• **Work to complete**:
Look below. Copy each line that has "subtitle" in it.

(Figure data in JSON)
********

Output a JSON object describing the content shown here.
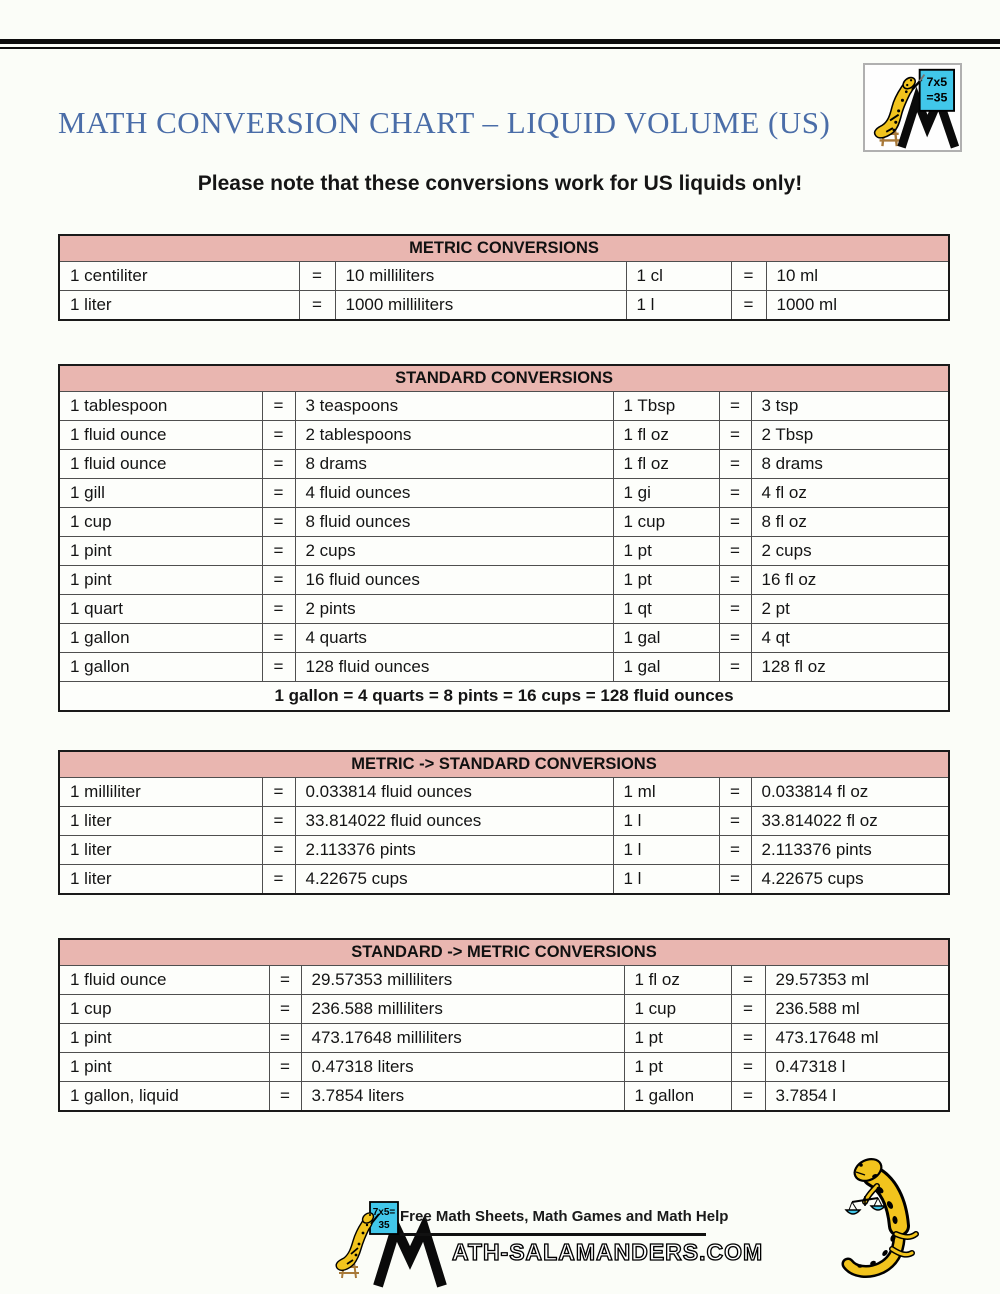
{
  "page": {
    "title": "MATH CONVERSION CHART – LIQUID VOLUME (US)",
    "note": "Please note that these conversions work for US liquids only!"
  },
  "logo_box": {
    "board_line1": "7x5",
    "board_line2": "=35"
  },
  "tables": [
    {
      "header": "METRIC CONVERSIONS",
      "rows": [
        [
          "1 centiliter",
          "=",
          "10 milliliters",
          "1 cl",
          "=",
          "10 ml"
        ],
        [
          "1 liter",
          "=",
          "1000 milliliters",
          "1 l",
          "=",
          "1000 ml"
        ]
      ]
    },
    {
      "header": "STANDARD CONVERSIONS",
      "rows": [
        [
          "1 tablespoon",
          "=",
          "3 teaspoons",
          "1 Tbsp",
          "=",
          "3 tsp"
        ],
        [
          "1 fluid ounce",
          "=",
          "2 tablespoons",
          "1 fl oz",
          "=",
          "2 Tbsp"
        ],
        [
          "1 fluid ounce",
          "=",
          "8 drams",
          "1 fl oz",
          "=",
          "8 drams"
        ],
        [
          "1 gill",
          "=",
          "4 fluid ounces",
          "1 gi",
          "=",
          "4 fl oz"
        ],
        [
          "1 cup",
          "=",
          "8 fluid ounces",
          "1 cup",
          "=",
          "8 fl oz"
        ],
        [
          "1 pint",
          "=",
          "2 cups",
          "1 pt",
          "=",
          "2 cups"
        ],
        [
          "1 pint",
          "=",
          "16 fluid ounces",
          "1 pt",
          "=",
          "16 fl oz"
        ],
        [
          "1 quart",
          "=",
          "2 pints",
          "1 qt",
          "=",
          "2 pt"
        ],
        [
          "1 gallon",
          "=",
          "4 quarts",
          "1 gal",
          "=",
          "4 qt"
        ],
        [
          "1 gallon",
          "=",
          "128 fluid ounces",
          "1 gal",
          "=",
          "128 fl oz"
        ]
      ],
      "summary": "1 gallon = 4 quarts = 8 pints = 16 cups = 128 fluid ounces"
    },
    {
      "header": "METRIC -> STANDARD CONVERSIONS",
      "rows": [
        [
          "1 milliliter",
          "=",
          "0.033814 fluid ounces",
          "1 ml",
          "=",
          "0.033814 fl oz"
        ],
        [
          "1 liter",
          "=",
          "33.814022 fluid ounces",
          "1 l",
          "=",
          "33.814022 fl oz"
        ],
        [
          "1 liter",
          "=",
          "2.113376 pints",
          "1 l",
          "=",
          "2.113376 pints"
        ],
        [
          "1 liter",
          "=",
          "4.22675 cups",
          "1 l",
          "=",
          "4.22675 cups"
        ]
      ]
    },
    {
      "header": "STANDARD -> METRIC CONVERSIONS",
      "rows": [
        [
          "1 fluid ounce",
          "=",
          "29.57353 milliliters",
          "1 fl oz",
          "=",
          "29.57353 ml"
        ],
        [
          "1 cup",
          "=",
          "236.588 milliliters",
          "1 cup",
          "=",
          "236.588 ml"
        ],
        [
          "1 pint",
          "=",
          "473.17648 milliliters",
          "1 pt",
          "=",
          "473.17648 ml"
        ],
        [
          "1 pint",
          "=",
          "0.47318 liters",
          "1 pt",
          "=",
          "0.47318 l"
        ],
        [
          "1 gallon, liquid",
          "=",
          "3.7854 liters",
          "1 gallon",
          "=",
          "3.7854 l"
        ]
      ]
    }
  ],
  "footer": {
    "board_line1": "7x5=",
    "board_line2": "35",
    "tagline": "Free Math Sheets, Math Games and Math Help",
    "site": "ATH-SALAMANDERS.COM"
  },
  "colors": {
    "table_header_bg": "#e9b6b0",
    "title_blue": "#4a6da8",
    "board_cyan": "#41c7ea",
    "salamander_yellow": "#f2c41d",
    "page_bg": "#fbfdf8"
  }
}
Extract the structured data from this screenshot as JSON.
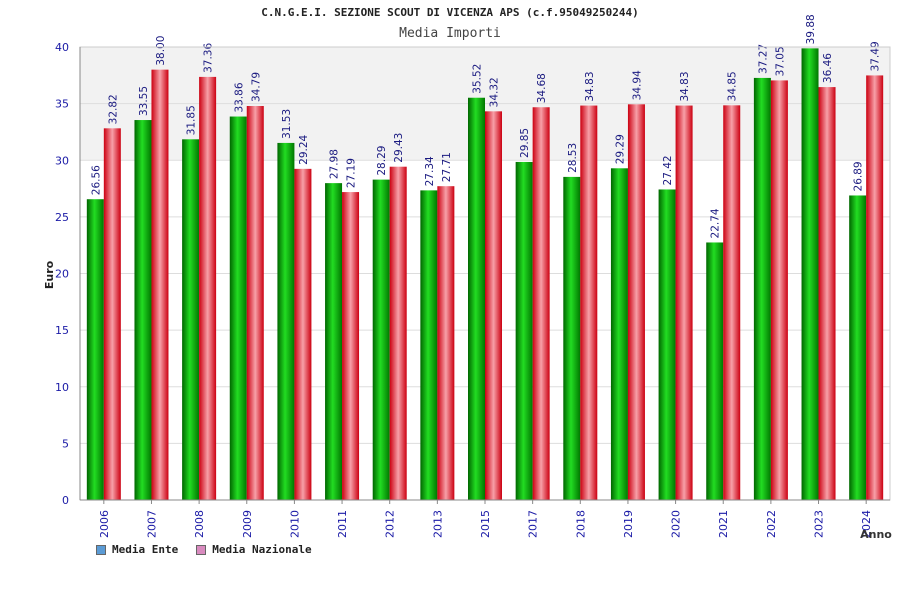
{
  "title": "C.N.G.E.I. SEZIONE SCOUT DI VICENZA APS (c.f.95049250244)",
  "subtitle": "Media Importi",
  "colors": {
    "ente": "#00aa00",
    "nazionale": "#e8202f",
    "legend_ente": "#5b9bd5",
    "legend_nazionale": "#d98bbf",
    "axis_text": "#1a1aa6",
    "value_label": "#1a1aa6"
  },
  "chart_data": {
    "type": "bar",
    "title": "C.N.G.E.I. SEZIONE SCOUT DI VICENZA APS (c.f.95049250244)",
    "subtitle": "Media Importi",
    "xlabel": "Anno",
    "ylabel": "Euro",
    "ylim": [
      0,
      40
    ],
    "yticks": [
      0,
      5,
      10,
      15,
      20,
      25,
      30,
      35,
      40
    ],
    "grid": true,
    "legend_position": "bottom-left",
    "categories": [
      "2006",
      "2007",
      "2008",
      "2009",
      "2010",
      "2011",
      "2012",
      "2013",
      "2015",
      "2017",
      "2018",
      "2019",
      "2020",
      "2021",
      "2022",
      "2023",
      "2024"
    ],
    "series": [
      {
        "name": "Media Ente",
        "values": [
          26.56,
          33.55,
          31.85,
          33.86,
          31.53,
          27.98,
          28.29,
          27.34,
          35.52,
          29.85,
          28.53,
          29.29,
          27.42,
          22.74,
          37.27,
          39.88,
          26.89
        ],
        "labels": [
          "26.56",
          "33.55",
          "31.85",
          "33.86",
          "31.53",
          "27.98",
          "28.29",
          "27.34",
          "35.52",
          "29.85",
          "28.53",
          "29.29",
          "27.42",
          "22.74",
          "37.27",
          "39.88",
          "26.89"
        ]
      },
      {
        "name": "Media Nazionale",
        "values": [
          32.82,
          38.0,
          37.36,
          34.79,
          29.24,
          27.19,
          29.43,
          27.71,
          34.32,
          34.68,
          34.83,
          34.94,
          34.83,
          34.85,
          37.05,
          36.46,
          37.49
        ],
        "labels": [
          "32.82",
          "38.00",
          "37.36",
          "34.79",
          "29.24",
          "27.19",
          "29.43",
          "27.71",
          "34.32",
          "34.68",
          "34.83",
          "34.94",
          "34.83",
          "34.85",
          "37.05",
          "36.46",
          "37.49"
        ]
      }
    ]
  }
}
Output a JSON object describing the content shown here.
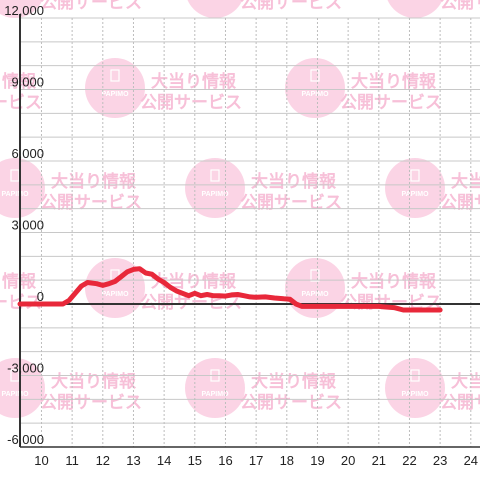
{
  "chart_data": {
    "type": "line",
    "title": "",
    "xlabel": "",
    "ylabel": "",
    "xlim": [
      9.3,
      24.3
    ],
    "ylim": [
      -6000,
      12000
    ],
    "y_ticks": [
      12000,
      9000,
      6000,
      3000,
      0,
      -3000,
      -6000
    ],
    "y_tick_labels": [
      "12,000",
      "9,000",
      "6,000",
      "3,000",
      "0",
      "-3,000",
      "-6,000"
    ],
    "x_ticks": [
      10,
      11,
      12,
      13,
      14,
      15,
      16,
      17,
      18,
      19,
      20,
      21,
      22,
      23,
      24
    ],
    "x_tick_labels": [
      "10",
      "11",
      "12",
      "13",
      "14",
      "15",
      "16",
      "17",
      "18",
      "19",
      "20",
      "21",
      "22",
      "23",
      "24"
    ],
    "grid": true,
    "line_color": "#e8283a",
    "series": [
      {
        "x": [
          9.3,
          10.7,
          10.9,
          11.1,
          11.3,
          11.5,
          11.8,
          12.0,
          12.2,
          12.4,
          12.6,
          12.8,
          13.0,
          13.2,
          13.4,
          13.6,
          13.8,
          14.0,
          14.2,
          14.4,
          14.6,
          14.8,
          15.0,
          15.2,
          15.4,
          15.6,
          15.8,
          16.0,
          16.2,
          16.4,
          16.6,
          16.8,
          17.0,
          17.3,
          17.6,
          17.9,
          18.1,
          18.3,
          18.5,
          18.7,
          19.0,
          20.0,
          21.0,
          21.5,
          21.8,
          22.0,
          22.5,
          23.0
        ],
        "y": [
          0,
          0,
          150,
          450,
          750,
          900,
          850,
          780,
          850,
          950,
          1150,
          1350,
          1450,
          1480,
          1300,
          1250,
          1050,
          900,
          700,
          550,
          450,
          350,
          450,
          350,
          400,
          350,
          350,
          330,
          380,
          400,
          350,
          300,
          280,
          300,
          250,
          220,
          200,
          0,
          -100,
          -100,
          -100,
          -100,
          -100,
          -150,
          -250,
          -250,
          -250,
          -250
        ]
      }
    ],
    "watermark": {
      "brand": "PAPIMO",
      "line1": "大当り情報",
      "line2": "公開サービス",
      "circle_color": "#f9c6dc",
      "text_color": "#f7c0d8"
    }
  }
}
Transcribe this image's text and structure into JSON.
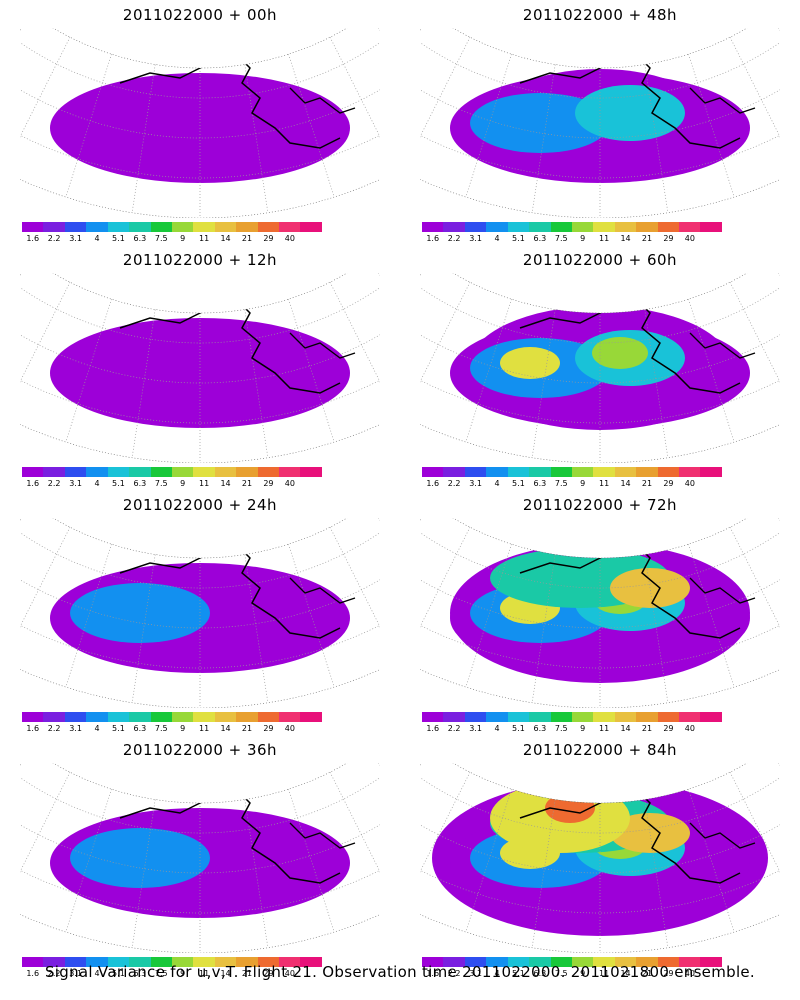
{
  "panels": [
    {
      "title": "2011022000 + 00h",
      "level": 0
    },
    {
      "title": "2011022000 + 48h",
      "level": 3
    },
    {
      "title": "2011022000 + 12h",
      "level": 1
    },
    {
      "title": "2011022000 + 60h",
      "level": 4
    },
    {
      "title": "2011022000 + 24h",
      "level": 2
    },
    {
      "title": "2011022000 + 72h",
      "level": 5
    },
    {
      "title": "2011022000 + 36h",
      "level": 2
    },
    {
      "title": "2011022000 + 84h",
      "level": 6
    }
  ],
  "colorbar": {
    "labels": [
      "1.6",
      "2.2",
      "3.1",
      "4",
      "5.1",
      "6.3",
      "7.5",
      "9",
      "11",
      "14",
      "21",
      "29",
      "40"
    ],
    "colors": [
      "#9d00d8",
      "#7a1fe0",
      "#2e4ef0",
      "#1290f0",
      "#19c2d8",
      "#1ac9a6",
      "#18c83a",
      "#98d838",
      "#e0e040",
      "#e8c040",
      "#e8a030",
      "#ee6a30",
      "#f03070",
      "#e8107a"
    ]
  },
  "caption": "Signal Variance for u,v,T. Flight 21. Observation time 2011022000. 2011021800 ensemble."
}
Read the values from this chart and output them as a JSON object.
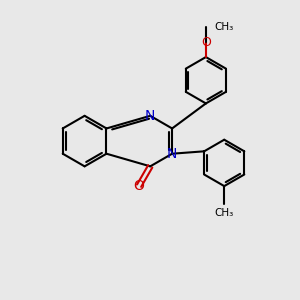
{
  "bg_color": "#e8e8e8",
  "bond_color": "#000000",
  "n_color": "#0000cc",
  "o_color": "#cc0000",
  "bond_width": 1.5,
  "font_size_atom": 10,
  "xlim": [
    0,
    10
  ],
  "ylim": [
    0,
    10
  ]
}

********

• **Final result**:
  "subtitle": "Media Importi",
    "subtitle": "Media Importi",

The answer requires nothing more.